» TEXT SEGMENT:
Another Wave of Immigrants:

The Hidden Truth about the Immigrant Other

Some people might call me Xicano (Chicano), or some might call me Mexican-American, or Latino or perhaps just simply American. But in the eyes of some right wing fundamentalists, I might be called an anchor baby. They say that because of my parents illegal status at the time of my birth that I shouldn’t be considered a United States citizen. Isn’t it fair to assume, though, that many of these same people, who use the derogatory term “anchor baby,” are also descended from immigrants?

I mean, if I’m an anchor baby because I was born from undocumented immigrants, then aren’t we all technically anchor babies ? I mean, aren’t we all a generation or generations descended from undocumented immigrants?

Unless, that is, you come from a Native American heritage, which last I checked the percentage in this country, was fairly low. In my estimation, the majority of us come from immigrant parents or grandparents or great grandparents or what not, who came with the same dreams and aspirations.

With recent policies and challenges to the 14th Amendment, however, it seems as though there is a looming wave of ignorance among the uninformed masses. They don’t see that we are all sons and daughters of immigrants and that we should be helping each other not hating each other.

Needless to say, let me remind them that the original 13 colonies were a group of dissidents from another country that  came here to improve their lives, while securing something for their future generations.

Also, because of them African slaves, as well as other groups, became a sort of “involuntary immigrant,” which became the primary reason for the creation of the 14th Amendment. It  allowed foreign-born slaves, or laborers, to produce US-born citizens into bondage.

» ENTRIES SUPPLIED:
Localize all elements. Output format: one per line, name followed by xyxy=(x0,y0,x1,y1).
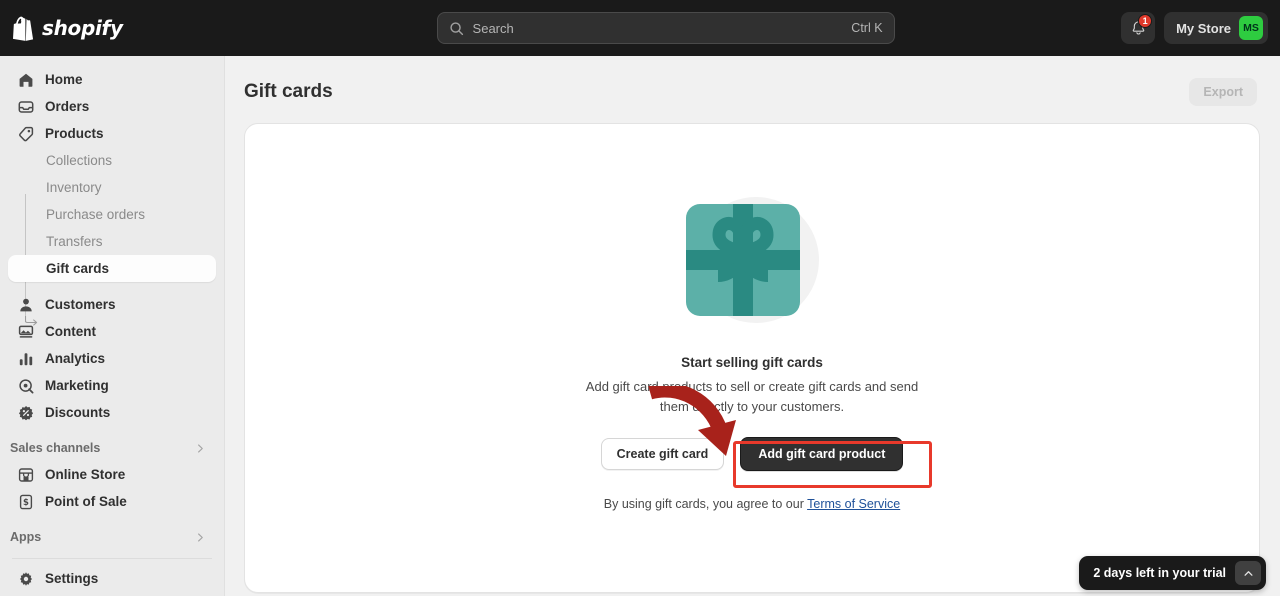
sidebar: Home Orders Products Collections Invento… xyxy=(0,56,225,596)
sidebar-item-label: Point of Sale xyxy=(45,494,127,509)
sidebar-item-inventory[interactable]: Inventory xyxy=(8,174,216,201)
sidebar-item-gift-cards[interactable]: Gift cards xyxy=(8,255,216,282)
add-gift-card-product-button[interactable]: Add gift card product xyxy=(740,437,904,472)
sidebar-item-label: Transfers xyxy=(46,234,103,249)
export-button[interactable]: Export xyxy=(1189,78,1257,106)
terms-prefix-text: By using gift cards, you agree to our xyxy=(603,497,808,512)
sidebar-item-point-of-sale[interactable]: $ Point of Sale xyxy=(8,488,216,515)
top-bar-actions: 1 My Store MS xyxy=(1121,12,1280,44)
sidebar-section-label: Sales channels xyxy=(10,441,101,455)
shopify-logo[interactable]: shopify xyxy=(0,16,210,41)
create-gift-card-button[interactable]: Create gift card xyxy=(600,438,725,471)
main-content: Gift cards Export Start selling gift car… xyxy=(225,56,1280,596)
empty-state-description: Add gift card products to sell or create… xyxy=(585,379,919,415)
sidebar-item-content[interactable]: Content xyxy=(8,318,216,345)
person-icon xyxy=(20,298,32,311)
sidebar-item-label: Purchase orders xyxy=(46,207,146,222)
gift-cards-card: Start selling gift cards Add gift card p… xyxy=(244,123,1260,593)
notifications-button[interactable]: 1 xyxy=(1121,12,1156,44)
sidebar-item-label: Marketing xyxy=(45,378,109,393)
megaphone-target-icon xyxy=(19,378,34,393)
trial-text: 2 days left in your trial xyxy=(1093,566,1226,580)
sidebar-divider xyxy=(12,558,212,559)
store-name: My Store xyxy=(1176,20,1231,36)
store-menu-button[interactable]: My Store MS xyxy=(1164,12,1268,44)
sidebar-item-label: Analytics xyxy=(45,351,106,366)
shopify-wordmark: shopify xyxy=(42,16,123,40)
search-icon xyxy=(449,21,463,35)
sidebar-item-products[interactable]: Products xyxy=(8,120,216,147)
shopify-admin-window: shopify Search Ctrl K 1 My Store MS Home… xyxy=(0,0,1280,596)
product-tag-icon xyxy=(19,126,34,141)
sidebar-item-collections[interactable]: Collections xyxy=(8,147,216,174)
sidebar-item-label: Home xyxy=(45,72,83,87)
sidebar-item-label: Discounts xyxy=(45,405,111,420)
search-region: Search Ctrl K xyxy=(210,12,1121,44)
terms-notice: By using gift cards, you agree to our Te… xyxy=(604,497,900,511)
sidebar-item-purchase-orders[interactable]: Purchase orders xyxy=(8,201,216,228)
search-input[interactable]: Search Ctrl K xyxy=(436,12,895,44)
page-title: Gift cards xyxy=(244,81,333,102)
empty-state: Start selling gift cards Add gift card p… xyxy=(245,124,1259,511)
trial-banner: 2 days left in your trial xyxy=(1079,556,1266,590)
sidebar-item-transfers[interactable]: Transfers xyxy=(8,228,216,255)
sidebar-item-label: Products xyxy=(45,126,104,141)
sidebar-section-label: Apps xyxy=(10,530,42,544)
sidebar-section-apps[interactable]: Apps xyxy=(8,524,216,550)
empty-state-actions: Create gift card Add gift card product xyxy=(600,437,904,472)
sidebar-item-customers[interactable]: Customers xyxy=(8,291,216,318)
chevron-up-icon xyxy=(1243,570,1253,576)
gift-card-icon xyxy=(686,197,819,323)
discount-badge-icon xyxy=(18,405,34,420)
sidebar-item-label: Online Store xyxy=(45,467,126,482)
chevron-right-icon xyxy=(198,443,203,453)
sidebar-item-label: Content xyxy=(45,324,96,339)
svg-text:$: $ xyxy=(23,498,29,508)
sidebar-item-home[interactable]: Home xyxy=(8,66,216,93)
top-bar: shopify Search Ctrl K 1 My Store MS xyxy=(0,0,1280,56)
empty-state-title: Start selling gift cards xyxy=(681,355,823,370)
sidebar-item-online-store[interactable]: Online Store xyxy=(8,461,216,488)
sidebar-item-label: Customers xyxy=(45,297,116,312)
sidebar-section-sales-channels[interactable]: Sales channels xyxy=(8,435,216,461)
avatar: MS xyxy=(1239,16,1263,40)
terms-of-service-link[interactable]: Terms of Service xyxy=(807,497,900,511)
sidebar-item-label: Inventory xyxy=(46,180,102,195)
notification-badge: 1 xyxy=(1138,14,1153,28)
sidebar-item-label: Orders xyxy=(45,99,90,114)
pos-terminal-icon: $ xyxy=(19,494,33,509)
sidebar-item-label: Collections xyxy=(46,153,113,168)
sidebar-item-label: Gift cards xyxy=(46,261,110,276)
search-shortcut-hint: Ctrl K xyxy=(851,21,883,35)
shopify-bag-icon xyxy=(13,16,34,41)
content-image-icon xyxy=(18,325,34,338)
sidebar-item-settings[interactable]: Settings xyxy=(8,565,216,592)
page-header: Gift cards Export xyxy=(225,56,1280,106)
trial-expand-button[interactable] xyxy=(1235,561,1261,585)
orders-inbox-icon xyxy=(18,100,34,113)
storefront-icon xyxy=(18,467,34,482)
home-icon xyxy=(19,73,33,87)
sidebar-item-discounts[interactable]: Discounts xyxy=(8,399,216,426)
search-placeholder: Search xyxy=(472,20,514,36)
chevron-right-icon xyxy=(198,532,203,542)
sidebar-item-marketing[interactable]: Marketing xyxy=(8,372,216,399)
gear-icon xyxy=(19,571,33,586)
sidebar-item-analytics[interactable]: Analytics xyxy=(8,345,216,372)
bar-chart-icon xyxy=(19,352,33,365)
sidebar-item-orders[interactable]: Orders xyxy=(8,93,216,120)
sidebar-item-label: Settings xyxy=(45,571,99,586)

» REQUIRED WORK:
a) Could you output the stretch of the immigration essay from "Also, because of" through "citizens into bondage.", copied word for word?
b) Can you pick up the immigration essay after its last sentence and carry it forward?

» ANSWERS PER TASK:
a)
Also, because of them African slaves, as well as other groups, became a sort of “involuntary immigrant,” which became the primary reason for the creation of the 14th Amendment. It  allowed foreign-born slaves, or laborers, to produce US-born citizens into bondage.

b)
After slavery was abolished and somewhat diminished, our country resorted to Chinese and European immigrants to deal with the shortage of free labor. The First Transcontinental Railroad was built on the backs of many different cultures.

Once they – Chinese Americans, Irish Americans, Italian Americans, Polish Americans etc. – began to assimilate and gain rights, these immigrants were persecuted very much like the immigrants of today. Interestingly enough,  the  Chinese Americans were subjected to a discriminatory policy i.e. the Chinese Exclusion Act that bares a close resemblance to recent immigration laws against Latino immigrants. It really is strange how the past really is never really past.

Current immigrants are met with the same ignorance that was shown to the Chinese, Irish, Italian and Black immigrants. Moreover, all of this is ignored while raking in the rewards from the huge services that documented and undocumented workers provide. The truth is that the undocumented worker of today is no different than any  another worker from the past; the slave, the servant, the laborer and the “other,” will it never end?

The views upon undocumented Mexican or Central American immigrants today may seem like a burdensome problem  to some, but the truth is many of the same people remain ignorant of the reality of immigration: they provide the cheap labor that has been the staple in any thriving US economy.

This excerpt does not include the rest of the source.